Textauszug »
Deswegen sehen wir, dass es ganz, ganz wichtig ist, bei dieser ungerechten Verteilung der bezahlten und unbezahlten Arbeit ganz massiv anzusetzen, und wir sehen natürlich auch, dass die Frauen diese Einkommensschere, von der wir manchmal glauben, die sei so abstrakt, natürlich wirklich auch am eigenen Leib spüren, wenn sie zum Beispiel im Bürgerinnenforum sagen, ich bin gerne eine Frau, aber nicht, wenn es das Geld betrifft. Also diese Diskriminierung, diese Unterschiedlichkeit spüren die Frauen natürlich sehr wohl, und da geht es auf der einen Seite um die Existenzsicherung, da geht es aber auf der anderen Seite ganz massiv darum, eben diese Klischees, diese Rollenbilder auch entsprechend aufzubrechen, und zwar in allen Bereichen unserer Gesellschaft, ob es im Kindergarten ist, bei der Berufswahl oder eben bei der Verteilung der bezahlten Arbeit. Es geht darum, den Frauen diesen Mut zu machen: Ihr könnt alles sein!

 

Das ist sozusagen der inhaltliche, aber auch der politische Unterbau dafür, wie wir Frauentage in dieser Stadt begehen: nämlich immer mit dem Blick darauf, natürlich die Frauen zu feiern, aber immer auch mit diesem politischen Ziel, Frauenforderungen entsprechenden umzusetzen, weil unser Ziel eben ist, dass Frauen sicher, selbstbestimmt und unabhängig in dieser Stadt leben können.

 

Vorsitzender GR Godwin Schuster: Ich danke. Die 1. Zusatzfrage stellt Frau GRin Schneider. – Bitte.

Datensatz »
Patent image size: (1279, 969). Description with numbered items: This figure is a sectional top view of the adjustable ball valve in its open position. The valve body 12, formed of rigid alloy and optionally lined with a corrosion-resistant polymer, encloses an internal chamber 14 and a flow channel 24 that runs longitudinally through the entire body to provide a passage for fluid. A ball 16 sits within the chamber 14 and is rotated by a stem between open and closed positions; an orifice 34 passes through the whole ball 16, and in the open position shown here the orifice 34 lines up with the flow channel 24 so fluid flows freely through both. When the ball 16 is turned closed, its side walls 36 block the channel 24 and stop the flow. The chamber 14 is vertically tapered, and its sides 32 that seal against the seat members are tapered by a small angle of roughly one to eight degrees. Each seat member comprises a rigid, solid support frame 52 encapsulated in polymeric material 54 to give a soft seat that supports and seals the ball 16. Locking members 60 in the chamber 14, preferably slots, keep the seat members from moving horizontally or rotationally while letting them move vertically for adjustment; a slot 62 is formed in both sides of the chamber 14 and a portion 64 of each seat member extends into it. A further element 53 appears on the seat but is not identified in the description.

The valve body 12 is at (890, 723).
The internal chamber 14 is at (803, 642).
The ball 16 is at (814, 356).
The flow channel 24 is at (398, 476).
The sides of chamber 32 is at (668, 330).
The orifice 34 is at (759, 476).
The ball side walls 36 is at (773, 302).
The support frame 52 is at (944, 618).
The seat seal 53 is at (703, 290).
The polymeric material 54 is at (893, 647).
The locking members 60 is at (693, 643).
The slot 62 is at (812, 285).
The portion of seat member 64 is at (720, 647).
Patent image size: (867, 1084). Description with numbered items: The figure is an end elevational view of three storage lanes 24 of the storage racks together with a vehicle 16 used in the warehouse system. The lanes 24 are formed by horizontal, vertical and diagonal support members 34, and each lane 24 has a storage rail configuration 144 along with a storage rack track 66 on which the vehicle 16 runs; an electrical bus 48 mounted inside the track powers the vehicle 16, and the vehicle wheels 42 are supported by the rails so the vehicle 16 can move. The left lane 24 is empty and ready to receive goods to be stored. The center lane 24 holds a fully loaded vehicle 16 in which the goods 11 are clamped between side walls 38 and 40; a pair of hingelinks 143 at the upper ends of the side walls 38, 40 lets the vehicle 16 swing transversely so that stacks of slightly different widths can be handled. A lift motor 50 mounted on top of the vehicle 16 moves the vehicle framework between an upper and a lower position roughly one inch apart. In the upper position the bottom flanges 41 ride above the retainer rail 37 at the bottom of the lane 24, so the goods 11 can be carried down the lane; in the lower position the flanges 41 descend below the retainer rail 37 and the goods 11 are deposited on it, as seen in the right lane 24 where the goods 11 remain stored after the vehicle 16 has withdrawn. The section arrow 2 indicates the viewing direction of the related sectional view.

Pflichtaufgabe 1 » Unter welchen Bedingungen sollen Frauen laut dem Textauszug zur Frauenpolitik in der Stadt leben können?
Pflichtaufgabe 2 » Führe den Textauszug zur Frauenpolitik nach seinem letzten Satz weiter.

Musterlösung 1 » Frauen sollen sicher, selbstbestimmt und unabhängig in der Stadt leben können.

Musterlösung 2 »
10.07.44

GRin Mag Ines Schneider (ÖVP-Klub der Bundeshauptstadt Wien): Danke schön. Sie haben es ja schon angesprochen, dass wir gerade von Diskriminierung sprechen, und da geht es natürlich auch um die Gleichstellung bei den Frauen, im Besonderen bei der Einkommensschere, die ja immer noch sehr auseinanderklafft. Wir liegen ja immer noch bei zirka 21 Prozent.

 

Den von uns vorgeschlagenen Einkommensanwalt haben Sie ja erfolgreich abgelehnt. Ich glaube trotzdem, dass es notwendig ist, hierauf ein besonderes Augenmerk zu legen auf Grund der prozentuellen Werte, die wir immer noch haben, wie das Einkommen zwischen Mann und Frau auseinandergeht. Sie haben es ja auch selbst erwähnt, dass es ja bei vielen Frauen oft existenzgefährdend ist, gerade auch bei alleinerziehenden Frauen.

 

Ich würde jetzt gerne wissen, welche konkreten Maßnahmen können gerade in Wien gesetzt werden, um das nachhaltig zu verändern?

 

Vorsitzender GR Godwin Schuster: Bitte, Frau Stadträtin.

 

Amtsf StRin Sandra Frauenberger: Frau Abgeordnete, wir sind überhaupt nicht weit auseinander, wenn es darum geht, gemeinsam das Schließen der Einkommensschere in unsere Agenda zu nehmen und da entsprechend gemeinsam dafür zu kämpfen.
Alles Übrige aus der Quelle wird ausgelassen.